Stated exercise:
Images are excluded; otherwise, output every record exactly.

** START OF Dataset records **

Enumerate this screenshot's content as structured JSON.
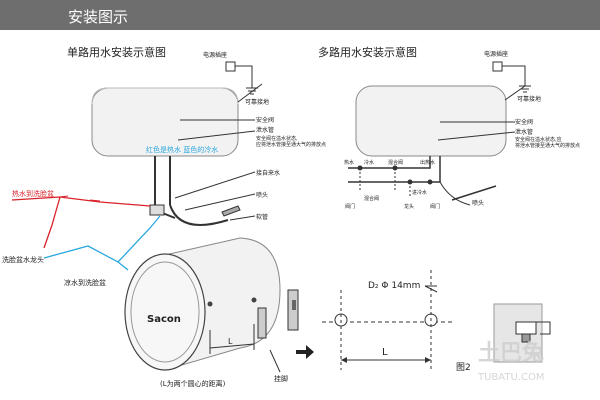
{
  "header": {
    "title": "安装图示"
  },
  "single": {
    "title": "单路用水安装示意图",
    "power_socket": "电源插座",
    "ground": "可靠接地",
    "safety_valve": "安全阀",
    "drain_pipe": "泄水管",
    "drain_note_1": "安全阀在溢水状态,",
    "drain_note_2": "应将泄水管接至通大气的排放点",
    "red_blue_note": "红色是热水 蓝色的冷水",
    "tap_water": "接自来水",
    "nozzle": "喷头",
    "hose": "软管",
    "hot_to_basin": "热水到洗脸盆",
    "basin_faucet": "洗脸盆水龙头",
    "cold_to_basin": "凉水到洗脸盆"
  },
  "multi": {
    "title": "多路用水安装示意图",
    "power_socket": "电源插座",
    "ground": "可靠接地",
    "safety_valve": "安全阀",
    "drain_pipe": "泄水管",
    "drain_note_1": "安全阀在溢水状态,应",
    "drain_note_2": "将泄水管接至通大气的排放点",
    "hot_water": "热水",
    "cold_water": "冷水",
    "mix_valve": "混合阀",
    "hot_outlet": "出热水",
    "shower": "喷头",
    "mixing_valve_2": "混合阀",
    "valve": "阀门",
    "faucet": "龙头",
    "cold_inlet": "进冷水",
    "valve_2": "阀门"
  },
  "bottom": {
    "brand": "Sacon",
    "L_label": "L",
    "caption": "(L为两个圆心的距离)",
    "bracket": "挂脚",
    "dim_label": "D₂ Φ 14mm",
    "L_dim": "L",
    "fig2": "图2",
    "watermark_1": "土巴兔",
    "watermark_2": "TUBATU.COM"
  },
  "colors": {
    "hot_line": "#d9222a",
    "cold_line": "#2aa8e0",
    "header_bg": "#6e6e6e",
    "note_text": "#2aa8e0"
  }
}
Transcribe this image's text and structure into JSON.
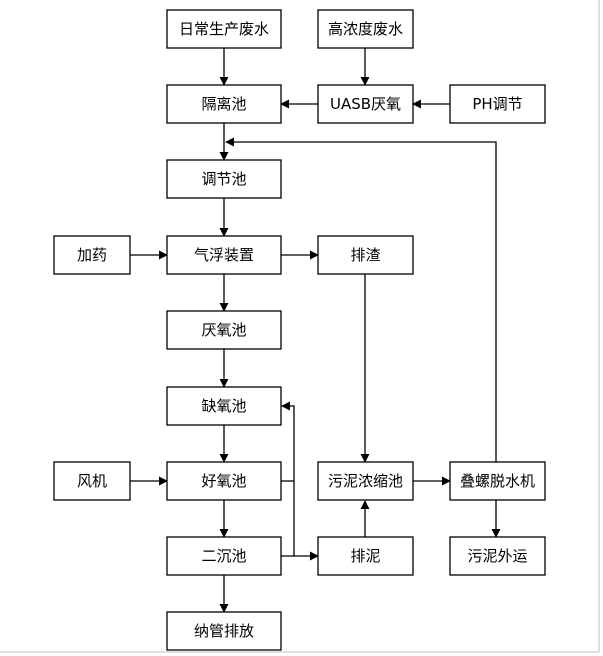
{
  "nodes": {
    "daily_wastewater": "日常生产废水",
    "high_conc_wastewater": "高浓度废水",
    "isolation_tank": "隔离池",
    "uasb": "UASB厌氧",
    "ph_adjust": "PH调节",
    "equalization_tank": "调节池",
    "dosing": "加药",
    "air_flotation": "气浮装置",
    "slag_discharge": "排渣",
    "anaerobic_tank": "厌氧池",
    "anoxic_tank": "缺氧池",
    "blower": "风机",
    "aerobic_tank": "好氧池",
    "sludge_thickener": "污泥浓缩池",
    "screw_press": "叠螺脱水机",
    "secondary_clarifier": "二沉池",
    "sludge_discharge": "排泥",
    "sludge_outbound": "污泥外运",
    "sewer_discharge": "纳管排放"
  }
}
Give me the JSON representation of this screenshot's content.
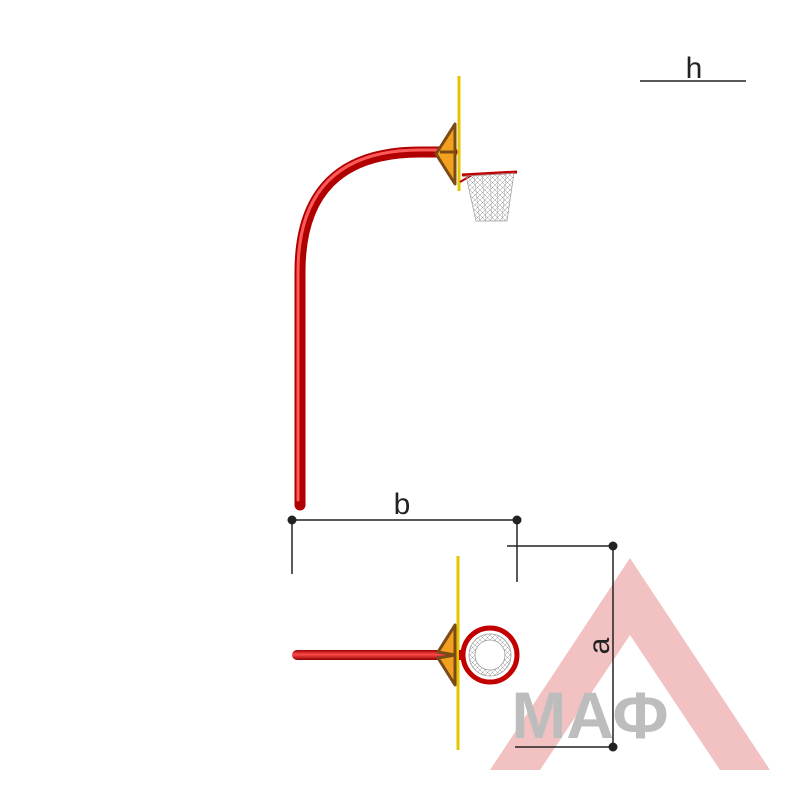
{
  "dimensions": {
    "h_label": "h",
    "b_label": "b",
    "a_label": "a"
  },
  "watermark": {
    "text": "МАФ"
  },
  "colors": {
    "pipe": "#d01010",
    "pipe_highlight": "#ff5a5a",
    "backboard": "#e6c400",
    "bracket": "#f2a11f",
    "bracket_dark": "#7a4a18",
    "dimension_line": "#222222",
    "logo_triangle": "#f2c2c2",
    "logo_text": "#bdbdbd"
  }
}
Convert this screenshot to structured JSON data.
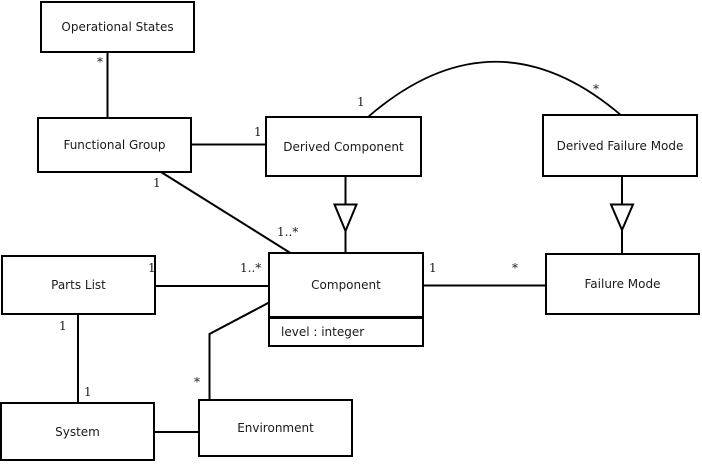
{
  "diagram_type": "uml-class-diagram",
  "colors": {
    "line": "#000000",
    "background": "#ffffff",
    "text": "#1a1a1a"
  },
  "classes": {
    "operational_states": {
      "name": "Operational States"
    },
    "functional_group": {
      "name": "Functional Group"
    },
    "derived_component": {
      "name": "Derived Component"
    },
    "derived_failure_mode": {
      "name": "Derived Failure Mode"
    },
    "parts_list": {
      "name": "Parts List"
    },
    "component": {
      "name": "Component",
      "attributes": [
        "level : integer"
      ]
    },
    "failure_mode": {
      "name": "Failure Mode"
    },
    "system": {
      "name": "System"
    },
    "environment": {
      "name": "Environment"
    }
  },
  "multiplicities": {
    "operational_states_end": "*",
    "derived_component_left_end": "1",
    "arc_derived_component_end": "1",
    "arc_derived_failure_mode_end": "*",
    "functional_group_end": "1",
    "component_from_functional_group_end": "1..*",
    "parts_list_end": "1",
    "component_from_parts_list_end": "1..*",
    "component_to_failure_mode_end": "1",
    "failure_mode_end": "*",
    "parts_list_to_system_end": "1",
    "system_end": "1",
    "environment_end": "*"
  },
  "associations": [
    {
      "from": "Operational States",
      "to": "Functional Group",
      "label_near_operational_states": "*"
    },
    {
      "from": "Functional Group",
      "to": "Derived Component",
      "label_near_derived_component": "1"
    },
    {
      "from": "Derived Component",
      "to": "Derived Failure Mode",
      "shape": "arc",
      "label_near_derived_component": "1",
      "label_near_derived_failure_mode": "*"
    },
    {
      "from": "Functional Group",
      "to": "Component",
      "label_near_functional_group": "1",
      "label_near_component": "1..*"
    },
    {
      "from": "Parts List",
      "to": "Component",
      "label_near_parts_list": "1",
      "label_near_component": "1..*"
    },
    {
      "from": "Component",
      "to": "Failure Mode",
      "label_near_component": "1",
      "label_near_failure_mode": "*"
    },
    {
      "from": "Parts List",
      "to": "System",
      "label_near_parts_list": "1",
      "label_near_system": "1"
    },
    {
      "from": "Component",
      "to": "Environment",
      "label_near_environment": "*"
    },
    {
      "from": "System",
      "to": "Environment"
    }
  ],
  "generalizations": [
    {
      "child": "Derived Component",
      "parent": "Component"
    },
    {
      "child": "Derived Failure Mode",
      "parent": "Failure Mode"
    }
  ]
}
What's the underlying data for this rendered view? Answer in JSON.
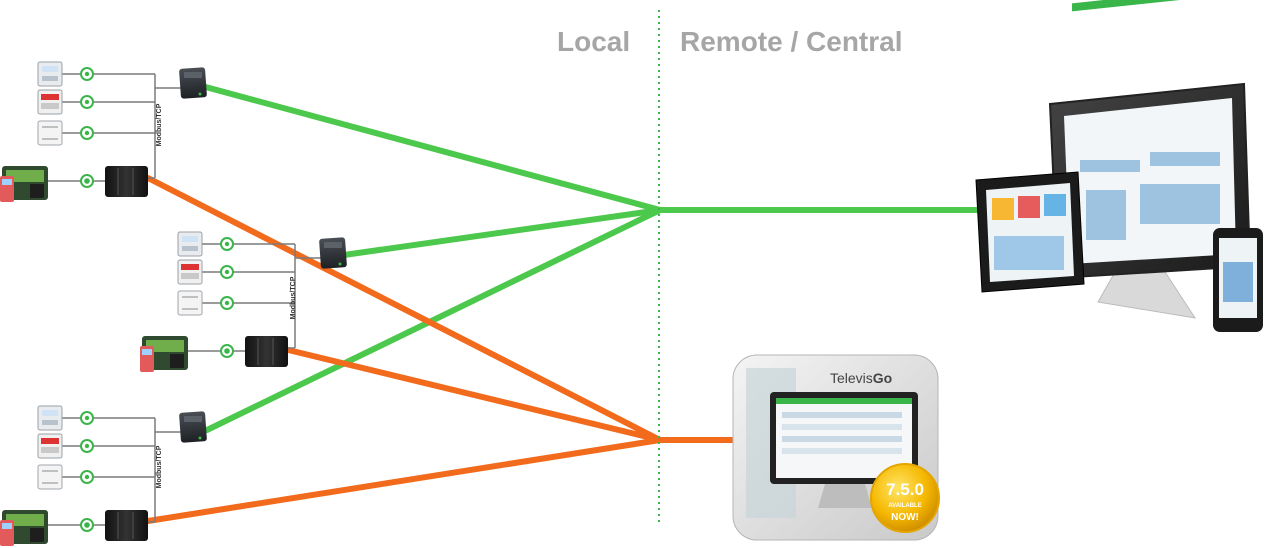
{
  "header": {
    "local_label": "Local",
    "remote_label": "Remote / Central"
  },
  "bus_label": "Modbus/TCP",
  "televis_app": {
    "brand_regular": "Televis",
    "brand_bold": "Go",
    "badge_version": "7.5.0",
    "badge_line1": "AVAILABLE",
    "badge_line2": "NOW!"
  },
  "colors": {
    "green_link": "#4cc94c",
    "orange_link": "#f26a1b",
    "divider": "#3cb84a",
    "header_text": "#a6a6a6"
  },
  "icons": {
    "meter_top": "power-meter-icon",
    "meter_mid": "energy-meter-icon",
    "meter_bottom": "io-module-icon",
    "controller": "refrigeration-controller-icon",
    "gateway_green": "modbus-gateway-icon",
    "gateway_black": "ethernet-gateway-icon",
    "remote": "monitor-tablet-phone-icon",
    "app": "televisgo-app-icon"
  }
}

** END OF Dataset records **

Output for this task:
Enumerate this screenshot's content as structured JSON.
{
  "header": {
    "title": "安装图示"
  },
  "single": {
    "title": "单路用水安装示意图",
    "power_socket": "电源插座",
    "ground": "可靠接地",
    "safety_valve": "安全阀",
    "drain_pipe": "泄水管",
    "drain_note_1": "安全阀在溢水状态,",
    "drain_note_2": "应将泄水管接至通大气的排放点",
    "red_blue_note": "红色是热水 蓝色的冷水",
    "tap_water": "接自来水",
    "nozzle": "喷头",
    "hose": "软管",
    "hot_to_basin": "热水到洗脸盆",
    "basin_faucet": "洗脸盆水龙头",
    "cold_to_basin": "凉水到洗脸盆"
  },
  "multi": {
    "title": "多路用水安装示意图",
    "power_socket": "电源插座",
    "ground": "可靠接地",
    "safety_valve": "安全阀",
    "drain_pipe": "泄水管",
    "drain_note_1": "安全阀在溢水状态,应",
    "drain_note_2": "将泄水管接至通大气的排放点",
    "hot_water": "热水",
    "cold_water": "冷水",
    "mix_valve": "混合阀",
    "hot_outlet": "出热水",
    "shower": "喷头",
    "mixing_valve_2": "混合阀",
    "valve": "阀门",
    "faucet": "龙头",
    "cold_inlet": "进冷水",
    "valve_2": "阀门"
  },
  "bottom": {
    "brand": "Sacon",
    "L_label": "L",
    "caption": "(L为两个圆心的距离)",
    "bracket": "挂脚",
    "dim_label": "D₂ Φ 14mm",
    "L_dim": "L",
    "fig2": "图2",
    "watermark_1": "土巴兔",
    "watermark_2": "TUBATU.COM"
  },
  "colors": {
    "hot_line": "#d9222a",
    "cold_line": "#2aa8e0",
    "header_bg": "#6e6e6e",
    "note_text": "#2aa8e0"
  }
}
Transcribe this image's text and structure into JSON.
{
  "nodes": {
    "daily_wastewater": "日常生产废水",
    "high_conc_wastewater": "高浓度废水",
    "isolation_tank": "隔离池",
    "uasb": "UASB厌氧",
    "ph_adjust": "PH调节",
    "equalization_tank": "调节池",
    "dosing": "加药",
    "air_flotation": "气浮装置",
    "slag_discharge": "排渣",
    "anaerobic_tank": "厌氧池",
    "anoxic_tank": "缺氧池",
    "blower": "风机",
    "aerobic_tank": "好氧池",
    "sludge_thickener": "污泥浓缩池",
    "screw_press": "叠螺脱水机",
    "secondary_clarifier": "二沉池",
    "sludge_discharge": "排泥",
    "sludge_outbound": "污泥外运",
    "sewer_discharge": "纳管排放"
  }
}
Give me the JSON representation of this screenshot's content.
{
  "dimensions": {
    "h_label": "h",
    "b_label": "b",
    "a_label": "a"
  },
  "watermark": {
    "text": "МАФ"
  },
  "colors": {
    "pipe": "#d01010",
    "pipe_highlight": "#ff5a5a",
    "backboard": "#e6c400",
    "bracket": "#f2a11f",
    "bracket_dark": "#7a4a18",
    "dimension_line": "#222222",
    "logo_triangle": "#f2c2c2",
    "logo_text": "#bdbdbd"
  }
}
Convert this screenshot to structured JSON data.
{
  "diagram_type": "uml-class-diagram",
  "colors": {
    "line": "#000000",
    "background": "#ffffff",
    "text": "#1a1a1a"
  },
  "classes": {
    "operational_states": {
      "name": "Operational States"
    },
    "functional_group": {
      "name": "Functional Group"
    },
    "derived_component": {
      "name": "Derived Component"
    },
    "derived_failure_mode": {
      "name": "Derived Failure Mode"
    },
    "parts_list": {
      "name": "Parts List"
    },
    "component": {
      "name": "Component",
      "attributes": [
        "level : integer"
      ]
    },
    "failure_mode": {
      "name": "Failure Mode"
    },
    "system": {
      "name": "System"
    },
    "environment": {
      "name": "Environment"
    }
  },
  "multiplicities": {
    "operational_states_end": "*",
    "derived_component_left_end": "1",
    "arc_derived_component_end": "1",
    "arc_derived_failure_mode_end": "*",
    "functional_group_end": "1",
    "component_from_functional_group_end": "1..*",
    "parts_list_end": "1",
    "component_from_parts_list_end": "1..*",
    "component_to_failure_mode_end": "1",
    "failure_mode_end": "*",
    "parts_list_to_system_end": "1",
    "system_end": "1",
    "environment_end": "*"
  },
  "associations": [
    {
      "from": "Operational States",
      "to": "Functional Group",
      "label_near_operational_states": "*"
    },
    {
      "from": "Functional Group",
      "to": "Derived Component",
      "label_near_derived_component": "1"
    },
    {
      "from": "Derived Component",
      "to": "Derived Failure Mode",
      "shape": "arc",
      "label_near_derived_component": "1",
      "label_near_derived_failure_mode": "*"
    },
    {
      "from": "Functional Group",
      "to": "Component",
      "label_near_functional_group": "1",
      "label_near_component": "1..*"
    },
    {
      "from": "Parts List",
      "to": "Component",
      "label_near_parts_list": "1",
      "label_near_component": "1..*"
    },
    {
      "from": "Component",
      "to": "Failure Mode",
      "label_near_component": "1",
      "label_near_failure_mode": "*"
    },
    {
      "from": "Parts List",
      "to": "System",
      "label_near_parts_list": "1",
      "label_near_system": "1"
    },
    {
      "from": "Component",
      "to": "Environment",
      "label_near_environment": "*"
    },
    {
      "from": "System",
      "to": "Environment"
    }
  ],
  "generalizations": [
    {
      "child": "Derived Component",
      "parent": "Component"
    },
    {
      "child": "Derived Failure Mode",
      "parent": "Failure Mode"
    }
  ]
}
What's the underlying data for this rendered view? Answer in JSON.
{
  "header": {
    "local_label": "Local",
    "remote_label": "Remote / Central"
  },
  "bus_label": "Modbus/TCP",
  "televis_app": {
    "brand_regular": "Televis",
    "brand_bold": "Go",
    "badge_version": "7.5.0",
    "badge_line1": "AVAILABLE",
    "badge_line2": "NOW!"
  },
  "colors": {
    "green_link": "#4cc94c",
    "orange_link": "#f26a1b",
    "divider": "#3cb84a",
    "header_text": "#a6a6a6"
  },
  "icons": {
    "meter_top": "power-meter-icon",
    "meter_mid": "energy-meter-icon",
    "meter_bottom": "io-module-icon",
    "controller": "refrigeration-controller-icon",
    "gateway_green": "modbus-gateway-icon",
    "gateway_black": "ethernet-gateway-icon",
    "remote": "monitor-tablet-phone-icon",
    "app": "televisgo-app-icon"
  }
}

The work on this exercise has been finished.